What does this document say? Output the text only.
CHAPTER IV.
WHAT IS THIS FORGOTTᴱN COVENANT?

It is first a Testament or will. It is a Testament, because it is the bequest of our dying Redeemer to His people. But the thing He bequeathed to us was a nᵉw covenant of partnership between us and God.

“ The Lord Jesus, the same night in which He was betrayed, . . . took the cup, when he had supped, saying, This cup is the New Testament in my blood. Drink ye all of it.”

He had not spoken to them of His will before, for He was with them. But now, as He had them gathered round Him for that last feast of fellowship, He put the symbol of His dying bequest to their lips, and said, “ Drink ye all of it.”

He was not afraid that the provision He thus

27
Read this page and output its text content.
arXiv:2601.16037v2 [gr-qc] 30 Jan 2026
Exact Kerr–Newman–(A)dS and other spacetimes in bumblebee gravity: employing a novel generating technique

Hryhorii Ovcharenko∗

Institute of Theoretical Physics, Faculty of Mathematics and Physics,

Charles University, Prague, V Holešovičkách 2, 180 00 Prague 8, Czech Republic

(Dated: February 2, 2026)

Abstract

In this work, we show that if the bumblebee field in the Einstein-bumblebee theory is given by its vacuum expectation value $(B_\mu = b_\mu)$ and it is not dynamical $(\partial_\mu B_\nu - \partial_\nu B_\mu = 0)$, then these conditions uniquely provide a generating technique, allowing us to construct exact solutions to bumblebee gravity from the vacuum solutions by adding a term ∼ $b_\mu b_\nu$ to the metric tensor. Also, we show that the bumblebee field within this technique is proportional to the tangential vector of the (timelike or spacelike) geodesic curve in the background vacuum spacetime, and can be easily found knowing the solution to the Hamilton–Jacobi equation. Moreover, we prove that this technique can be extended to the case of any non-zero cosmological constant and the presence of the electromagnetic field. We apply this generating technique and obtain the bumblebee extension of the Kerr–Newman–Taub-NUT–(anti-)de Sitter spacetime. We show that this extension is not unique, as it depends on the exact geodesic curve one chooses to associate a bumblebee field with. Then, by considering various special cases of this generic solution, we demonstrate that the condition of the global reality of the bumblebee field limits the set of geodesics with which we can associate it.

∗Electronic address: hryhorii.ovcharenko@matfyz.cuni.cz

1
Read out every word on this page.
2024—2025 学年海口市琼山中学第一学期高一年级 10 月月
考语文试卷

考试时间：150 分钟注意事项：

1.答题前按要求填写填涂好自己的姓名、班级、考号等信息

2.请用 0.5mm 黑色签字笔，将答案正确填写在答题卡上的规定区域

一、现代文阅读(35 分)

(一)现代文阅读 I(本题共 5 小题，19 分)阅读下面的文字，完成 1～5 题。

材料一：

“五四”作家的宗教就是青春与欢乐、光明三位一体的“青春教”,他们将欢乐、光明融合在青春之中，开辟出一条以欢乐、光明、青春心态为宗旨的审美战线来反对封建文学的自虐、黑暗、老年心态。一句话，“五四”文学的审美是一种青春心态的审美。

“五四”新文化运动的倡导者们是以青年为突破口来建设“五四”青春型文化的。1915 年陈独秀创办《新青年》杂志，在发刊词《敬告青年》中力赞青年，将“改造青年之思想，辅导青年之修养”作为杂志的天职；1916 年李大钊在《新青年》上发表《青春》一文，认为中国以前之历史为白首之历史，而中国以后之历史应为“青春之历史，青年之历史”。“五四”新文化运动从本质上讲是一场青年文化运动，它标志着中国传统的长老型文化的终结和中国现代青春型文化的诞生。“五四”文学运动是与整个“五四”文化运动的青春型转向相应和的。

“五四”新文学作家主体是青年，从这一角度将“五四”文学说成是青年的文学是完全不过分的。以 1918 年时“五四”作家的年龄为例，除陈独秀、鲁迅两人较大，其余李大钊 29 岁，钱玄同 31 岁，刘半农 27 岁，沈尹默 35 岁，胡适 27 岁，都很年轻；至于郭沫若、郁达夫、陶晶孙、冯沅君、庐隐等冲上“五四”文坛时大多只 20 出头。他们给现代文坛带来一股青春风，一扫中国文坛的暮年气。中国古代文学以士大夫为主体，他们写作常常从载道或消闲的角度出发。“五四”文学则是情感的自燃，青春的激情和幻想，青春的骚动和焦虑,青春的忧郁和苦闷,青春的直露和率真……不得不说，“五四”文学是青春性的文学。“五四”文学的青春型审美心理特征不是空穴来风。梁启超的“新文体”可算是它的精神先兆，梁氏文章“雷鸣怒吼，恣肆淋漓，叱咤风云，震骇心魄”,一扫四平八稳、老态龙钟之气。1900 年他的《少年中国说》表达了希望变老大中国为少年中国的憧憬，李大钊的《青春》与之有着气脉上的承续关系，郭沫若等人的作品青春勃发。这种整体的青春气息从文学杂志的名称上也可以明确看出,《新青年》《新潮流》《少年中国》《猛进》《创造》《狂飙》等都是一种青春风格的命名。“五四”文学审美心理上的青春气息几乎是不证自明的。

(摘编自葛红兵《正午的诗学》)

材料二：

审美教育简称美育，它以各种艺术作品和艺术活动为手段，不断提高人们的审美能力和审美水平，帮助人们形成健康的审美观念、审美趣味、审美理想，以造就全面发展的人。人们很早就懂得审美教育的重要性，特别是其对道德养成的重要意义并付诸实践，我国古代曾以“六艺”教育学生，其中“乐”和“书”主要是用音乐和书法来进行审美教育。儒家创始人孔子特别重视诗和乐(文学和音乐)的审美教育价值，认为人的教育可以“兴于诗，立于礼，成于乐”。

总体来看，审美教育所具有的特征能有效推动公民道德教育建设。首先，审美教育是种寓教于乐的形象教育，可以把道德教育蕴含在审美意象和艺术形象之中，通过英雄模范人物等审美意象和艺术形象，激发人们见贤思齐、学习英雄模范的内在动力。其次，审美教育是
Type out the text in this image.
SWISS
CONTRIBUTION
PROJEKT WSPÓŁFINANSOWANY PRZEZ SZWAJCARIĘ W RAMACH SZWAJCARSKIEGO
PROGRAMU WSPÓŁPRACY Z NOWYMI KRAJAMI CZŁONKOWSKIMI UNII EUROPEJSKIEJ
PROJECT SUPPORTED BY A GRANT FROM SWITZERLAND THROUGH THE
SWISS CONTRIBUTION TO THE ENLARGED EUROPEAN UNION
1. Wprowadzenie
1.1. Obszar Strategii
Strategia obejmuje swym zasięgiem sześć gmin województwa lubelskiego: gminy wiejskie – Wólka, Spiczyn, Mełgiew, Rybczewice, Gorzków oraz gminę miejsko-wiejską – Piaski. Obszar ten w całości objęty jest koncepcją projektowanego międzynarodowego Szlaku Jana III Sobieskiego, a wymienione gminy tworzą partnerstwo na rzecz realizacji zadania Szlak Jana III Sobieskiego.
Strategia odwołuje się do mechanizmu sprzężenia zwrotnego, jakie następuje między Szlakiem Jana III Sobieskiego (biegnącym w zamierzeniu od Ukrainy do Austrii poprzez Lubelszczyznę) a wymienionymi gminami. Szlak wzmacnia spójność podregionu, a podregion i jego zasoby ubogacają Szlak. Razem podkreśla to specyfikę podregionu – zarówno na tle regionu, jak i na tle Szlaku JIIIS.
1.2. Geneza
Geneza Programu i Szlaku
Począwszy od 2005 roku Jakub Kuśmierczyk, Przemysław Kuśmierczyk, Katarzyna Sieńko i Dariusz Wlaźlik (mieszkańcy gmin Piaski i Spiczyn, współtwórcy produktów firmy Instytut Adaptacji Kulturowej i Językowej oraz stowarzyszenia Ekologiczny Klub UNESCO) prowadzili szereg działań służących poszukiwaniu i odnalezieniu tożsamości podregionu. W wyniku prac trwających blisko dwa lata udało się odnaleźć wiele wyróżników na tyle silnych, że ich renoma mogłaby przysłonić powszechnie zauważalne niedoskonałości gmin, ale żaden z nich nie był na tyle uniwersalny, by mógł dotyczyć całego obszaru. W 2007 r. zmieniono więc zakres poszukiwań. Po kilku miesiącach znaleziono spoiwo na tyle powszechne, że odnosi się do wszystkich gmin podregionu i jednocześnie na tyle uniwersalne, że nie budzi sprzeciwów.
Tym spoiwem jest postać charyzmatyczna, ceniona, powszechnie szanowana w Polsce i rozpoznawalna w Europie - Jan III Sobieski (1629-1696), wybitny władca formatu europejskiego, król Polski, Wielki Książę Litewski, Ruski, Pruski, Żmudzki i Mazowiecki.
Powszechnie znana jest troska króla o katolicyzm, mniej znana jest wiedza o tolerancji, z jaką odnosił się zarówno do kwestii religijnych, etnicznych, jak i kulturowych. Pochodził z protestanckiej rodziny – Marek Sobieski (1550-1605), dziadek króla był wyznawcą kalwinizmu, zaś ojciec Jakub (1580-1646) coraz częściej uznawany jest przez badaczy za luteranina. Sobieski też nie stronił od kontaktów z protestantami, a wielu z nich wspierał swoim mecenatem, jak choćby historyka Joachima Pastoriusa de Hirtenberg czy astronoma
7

=-=-=

» WHAT THIS TASK INVOLVES:
What is the number of lines in the listing above that contain the string "Szlaku"? Give only the number.

» TASK SOLUTION:
3